### TASK INSTRUCTIONS
Every record should be repeated exactly, except that pictures are left out.

### INFORMATION SUPPLIED
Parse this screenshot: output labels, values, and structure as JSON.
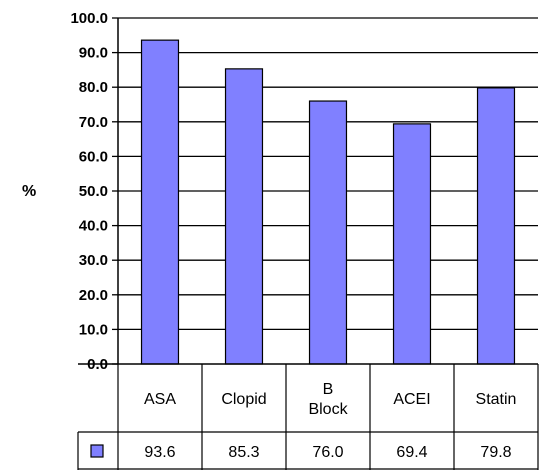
{
  "chart_data": {
    "type": "bar",
    "categories": [
      "ASA",
      "Clopid",
      "B Block",
      "ACEI",
      "Statin"
    ],
    "category_lines": [
      [
        "ASA"
      ],
      [
        "Clopid"
      ],
      [
        "B",
        "Block"
      ],
      [
        "ACEI"
      ],
      [
        "Statin"
      ]
    ],
    "series": [
      {
        "name": "",
        "values": [
          93.6,
          85.3,
          76.0,
          69.4,
          79.8
        ],
        "value_labels": [
          "93.6",
          "85.3",
          "76.0",
          "69.4",
          "79.8"
        ]
      }
    ],
    "ylabel": "%",
    "ylim": [
      0,
      100
    ],
    "yticks": [
      0,
      10,
      20,
      30,
      40,
      50,
      60,
      70,
      80,
      90,
      100
    ],
    "ytick_labels": [
      "0.0",
      "10.0",
      "20.0",
      "30.0",
      "40.0",
      "50.0",
      "60.0",
      "70.0",
      "80.0",
      "90.0",
      "100.0"
    ],
    "grid": true,
    "legend": "data-table",
    "bar_color": "#8080ff"
  }
}
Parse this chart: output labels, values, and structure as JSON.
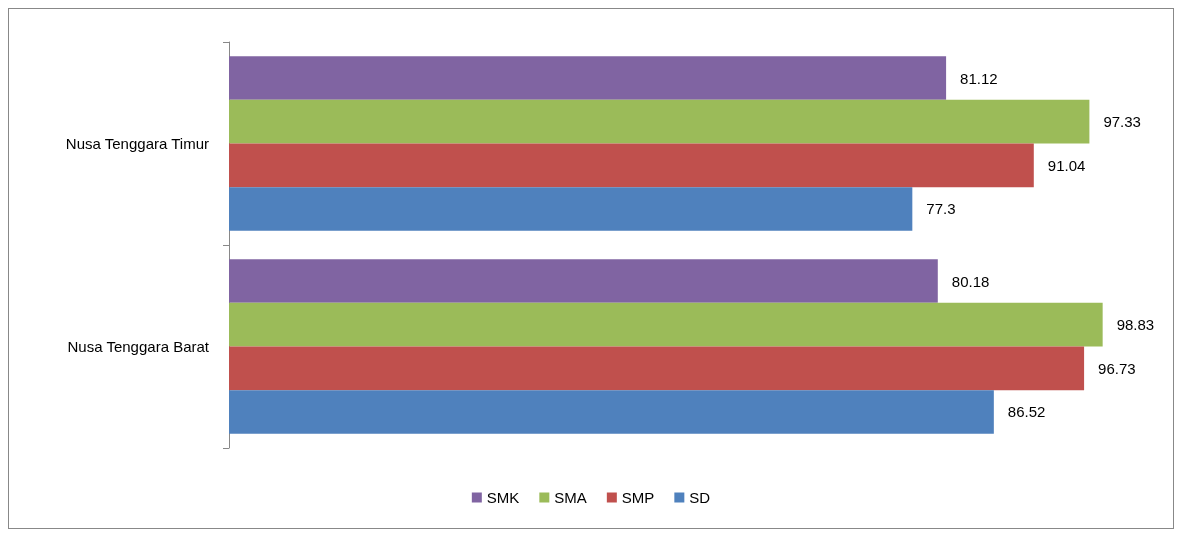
{
  "chart_data": {
    "type": "bar",
    "orientation": "horizontal",
    "categories": [
      "Nusa Tenggara Timur",
      "Nusa Tenggara Barat"
    ],
    "series": [
      {
        "name": "SMK",
        "color": "#8064a2",
        "values": [
          81.12,
          80.18
        ]
      },
      {
        "name": "SMA",
        "color": "#9bbb59",
        "values": [
          97.33,
          98.83
        ]
      },
      {
        "name": "SMP",
        "color": "#c0504d",
        "values": [
          91.04,
          96.73
        ]
      },
      {
        "name": "SD",
        "color": "#4f81bd",
        "values": [
          77.3,
          86.52
        ]
      }
    ],
    "data_labels": true,
    "legend": "bottom",
    "grid": false,
    "tick_labels": "y"
  }
}
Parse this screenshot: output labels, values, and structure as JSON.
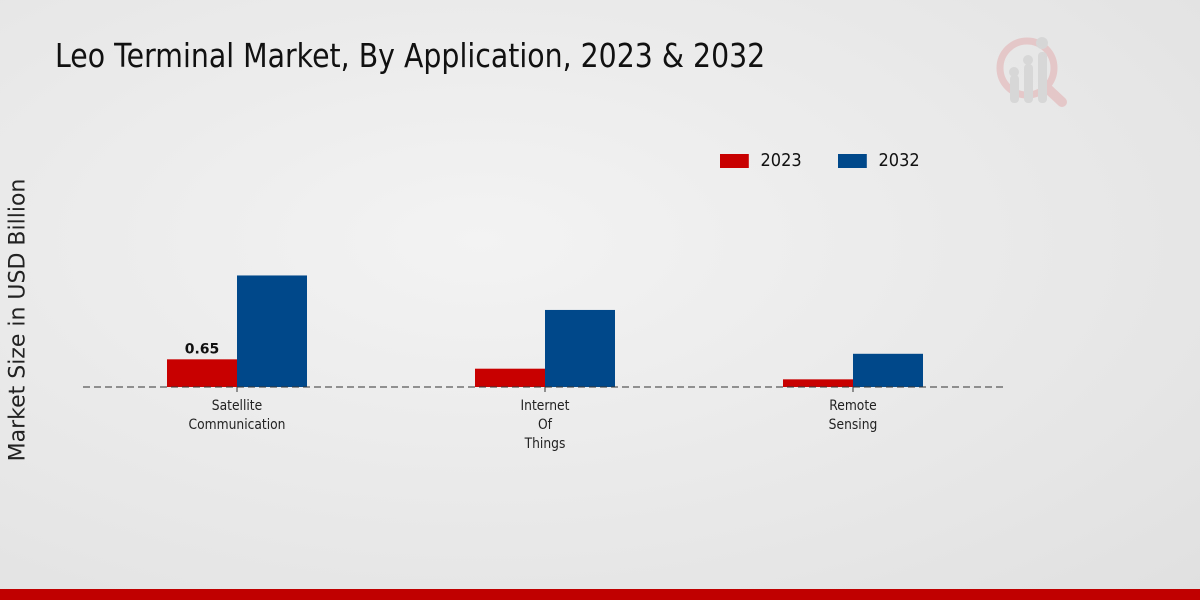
{
  "title": "Leo Terminal Market, By Application, 2023 & 2032",
  "colors": {
    "2023": "#c80000",
    "2032": "#00488a",
    "footer": "#c00000"
  },
  "chart_data": {
    "type": "bar",
    "title": "Leo Terminal Market, By Application, 2023 & 2032",
    "xlabel": "",
    "ylabel": "Market Size in USD Billion",
    "categories": [
      [
        "Satellite",
        "Communication"
      ],
      [
        "Internet",
        "Of",
        "Things"
      ],
      [
        "Remote",
        "Sensing"
      ]
    ],
    "series": [
      {
        "name": "2023",
        "values": [
          0.65,
          0.43,
          0.18
        ]
      },
      {
        "name": "2032",
        "values": [
          2.62,
          1.81,
          0.78
        ]
      }
    ],
    "data_labels": [
      {
        "series": 0,
        "index": 0,
        "text": "0.65"
      }
    ],
    "ylim": [
      0,
      3.5
    ],
    "grid": false,
    "legend": "top-right"
  }
}
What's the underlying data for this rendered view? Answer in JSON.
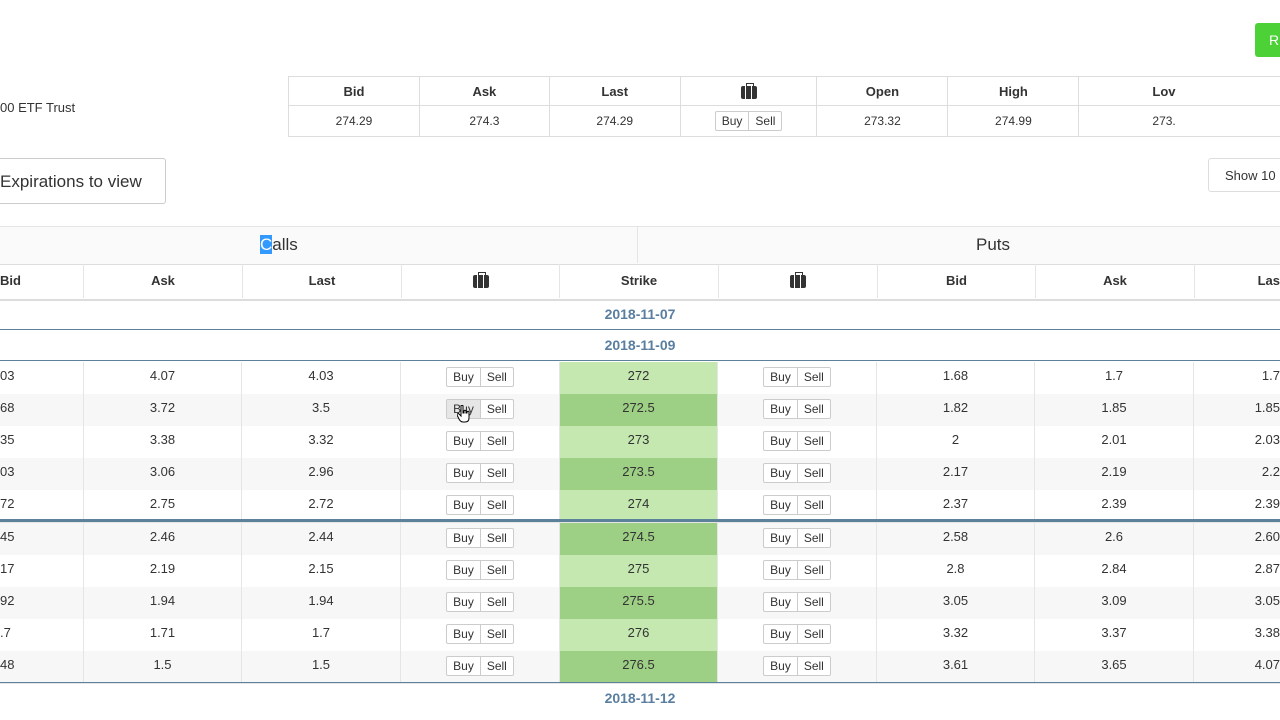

### CORRECT RESULT
Parse this screenshot: output labels, values, and structure as JSON.
{
  "chart_data": {
    "type": "bar",
    "categories": [
      "ASA",
      "Clopid",
      "B Block",
      "ACEI",
      "Statin"
    ],
    "category_lines": [
      [
        "ASA"
      ],
      [
        "Clopid"
      ],
      [
        "B",
        "Block"
      ],
      [
        "ACEI"
      ],
      [
        "Statin"
      ]
    ],
    "series": [
      {
        "name": "",
        "values": [
          93.6,
          85.3,
          76.0,
          69.4,
          79.8
        ],
        "value_labels": [
          "93.6",
          "85.3",
          "76.0",
          "69.4",
          "79.8"
        ]
      }
    ],
    "ylabel": "%",
    "ylim": [
      0,
      100
    ],
    "yticks": [
      0,
      10,
      20,
      30,
      40,
      50,
      60,
      70,
      80,
      90,
      100
    ],
    "ytick_labels": [
      "0.0",
      "10.0",
      "20.0",
      "30.0",
      "40.0",
      "50.0",
      "60.0",
      "70.0",
      "80.0",
      "90.0",
      "100.0"
    ],
    "grid": true,
    "legend": "data-table",
    "bar_color": "#8080ff"
  }
}
Parse this chart: output labels, values, and structure as JSON.
{
  "chart_data": {
    "type": "bar",
    "orientation": "horizontal",
    "categories": [
      "Nusa Tenggara Timur",
      "Nusa Tenggara Barat"
    ],
    "series": [
      {
        "name": "SMK",
        "color": "#8064a2",
        "values": [
          81.12,
          80.18
        ]
      },
      {
        "name": "SMA",
        "color": "#9bbb59",
        "values": [
          97.33,
          98.83
        ]
      },
      {
        "name": "SMP",
        "color": "#c0504d",
        "values": [
          91.04,
          96.73
        ]
      },
      {
        "name": "SD",
        "color": "#4f81bd",
        "values": [
          77.3,
          86.52
        ]
      }
    ],
    "data_labels": true,
    "legend": "bottom",
    "grid": false,
    "tick_labels": "y"
  }
}
Parse this screenshot: output labels, values, and structure as JSON.
{
  "title": "Leo Terminal Market, By Application, 2023 & 2032",
  "colors": {
    "2023": "#c80000",
    "2032": "#00488a",
    "footer": "#c00000"
  },
  "chart_data": {
    "type": "bar",
    "title": "Leo Terminal Market, By Application, 2023 & 2032",
    "xlabel": "",
    "ylabel": "Market Size in USD Billion",
    "categories": [
      [
        "Satellite",
        "Communication"
      ],
      [
        "Internet",
        "Of",
        "Things"
      ],
      [
        "Remote",
        "Sensing"
      ]
    ],
    "series": [
      {
        "name": "2023",
        "values": [
          0.65,
          0.43,
          0.18
        ]
      },
      {
        "name": "2032",
        "values": [
          2.62,
          1.81,
          0.78
        ]
      }
    ],
    "data_labels": [
      {
        "series": 0,
        "index": 0,
        "text": "0.65"
      }
    ],
    "ylim": [
      0,
      3.5
    ],
    "grid": false,
    "legend": "top-right"
  }
}
What's the underlying data for this rendered view? Answer in JSON.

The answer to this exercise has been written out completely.